• _Written problem_: State how many lines of the entries include the string "name", please, leaving out everything but the number.

• _Listing_:
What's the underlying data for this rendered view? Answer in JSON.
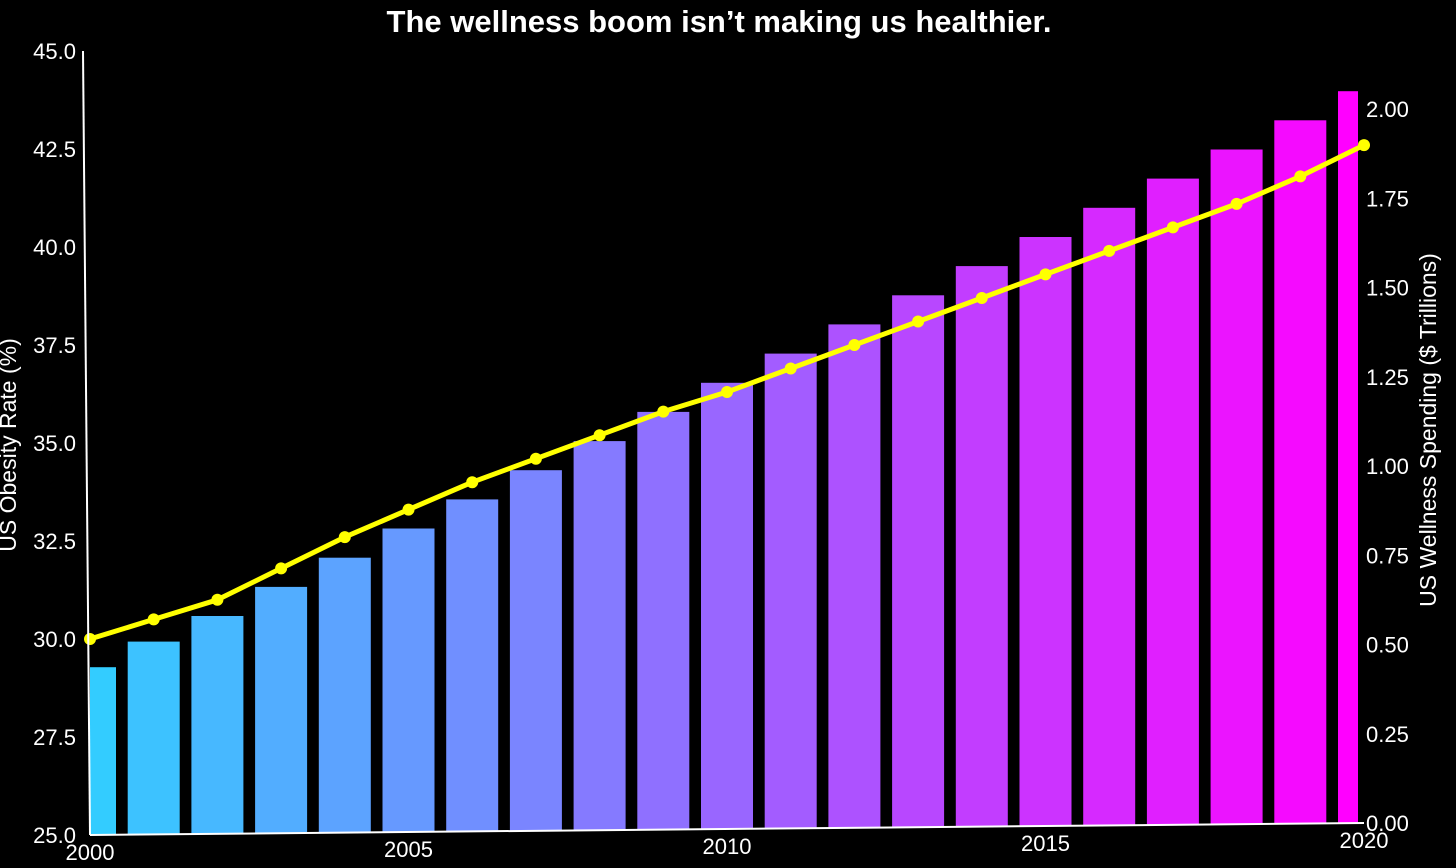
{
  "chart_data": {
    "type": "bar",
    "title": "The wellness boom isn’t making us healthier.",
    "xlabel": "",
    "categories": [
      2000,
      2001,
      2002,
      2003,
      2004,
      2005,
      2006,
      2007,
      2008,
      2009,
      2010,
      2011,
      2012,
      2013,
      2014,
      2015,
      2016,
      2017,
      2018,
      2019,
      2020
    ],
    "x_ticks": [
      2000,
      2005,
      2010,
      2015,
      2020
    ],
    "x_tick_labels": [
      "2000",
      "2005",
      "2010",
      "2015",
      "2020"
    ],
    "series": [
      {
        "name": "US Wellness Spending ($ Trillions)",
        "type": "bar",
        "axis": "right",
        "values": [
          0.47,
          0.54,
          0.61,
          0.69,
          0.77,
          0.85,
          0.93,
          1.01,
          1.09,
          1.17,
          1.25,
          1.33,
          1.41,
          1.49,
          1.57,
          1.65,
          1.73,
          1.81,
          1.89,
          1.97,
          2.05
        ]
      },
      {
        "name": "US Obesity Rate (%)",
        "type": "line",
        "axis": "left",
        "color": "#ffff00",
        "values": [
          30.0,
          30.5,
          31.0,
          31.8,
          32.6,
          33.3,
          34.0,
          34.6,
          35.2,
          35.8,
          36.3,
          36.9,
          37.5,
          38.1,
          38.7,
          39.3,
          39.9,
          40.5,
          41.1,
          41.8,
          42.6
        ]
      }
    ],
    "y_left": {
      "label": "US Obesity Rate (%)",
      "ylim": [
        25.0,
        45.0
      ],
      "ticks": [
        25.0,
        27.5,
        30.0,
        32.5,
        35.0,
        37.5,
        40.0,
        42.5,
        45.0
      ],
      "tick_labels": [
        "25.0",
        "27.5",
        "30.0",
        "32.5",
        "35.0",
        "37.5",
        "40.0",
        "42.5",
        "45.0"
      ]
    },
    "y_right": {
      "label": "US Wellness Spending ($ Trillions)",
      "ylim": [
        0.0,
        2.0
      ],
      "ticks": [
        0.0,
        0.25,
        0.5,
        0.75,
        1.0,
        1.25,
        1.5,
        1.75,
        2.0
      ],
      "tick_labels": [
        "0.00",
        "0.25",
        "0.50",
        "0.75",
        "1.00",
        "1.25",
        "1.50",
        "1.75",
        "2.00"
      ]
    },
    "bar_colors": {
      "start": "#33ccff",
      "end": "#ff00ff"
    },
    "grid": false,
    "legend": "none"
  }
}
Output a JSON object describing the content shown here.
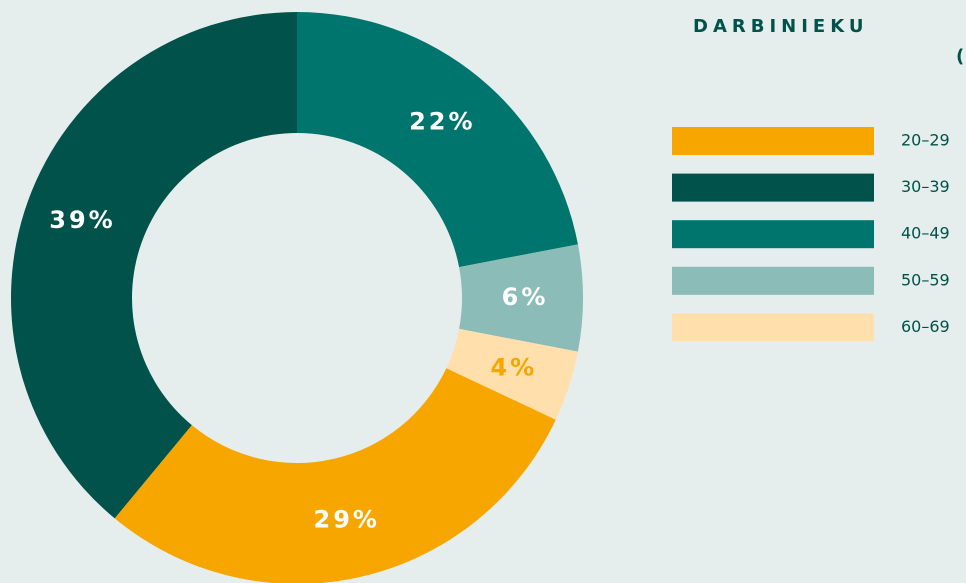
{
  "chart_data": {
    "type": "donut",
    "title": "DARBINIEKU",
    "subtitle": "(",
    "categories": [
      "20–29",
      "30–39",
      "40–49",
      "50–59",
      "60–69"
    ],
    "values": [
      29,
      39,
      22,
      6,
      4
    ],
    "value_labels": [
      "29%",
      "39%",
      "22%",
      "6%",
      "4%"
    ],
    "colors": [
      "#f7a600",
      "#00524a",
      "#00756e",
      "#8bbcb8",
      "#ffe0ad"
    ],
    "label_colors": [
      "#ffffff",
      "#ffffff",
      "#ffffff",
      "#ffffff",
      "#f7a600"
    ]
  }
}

• _Result of the task_: 2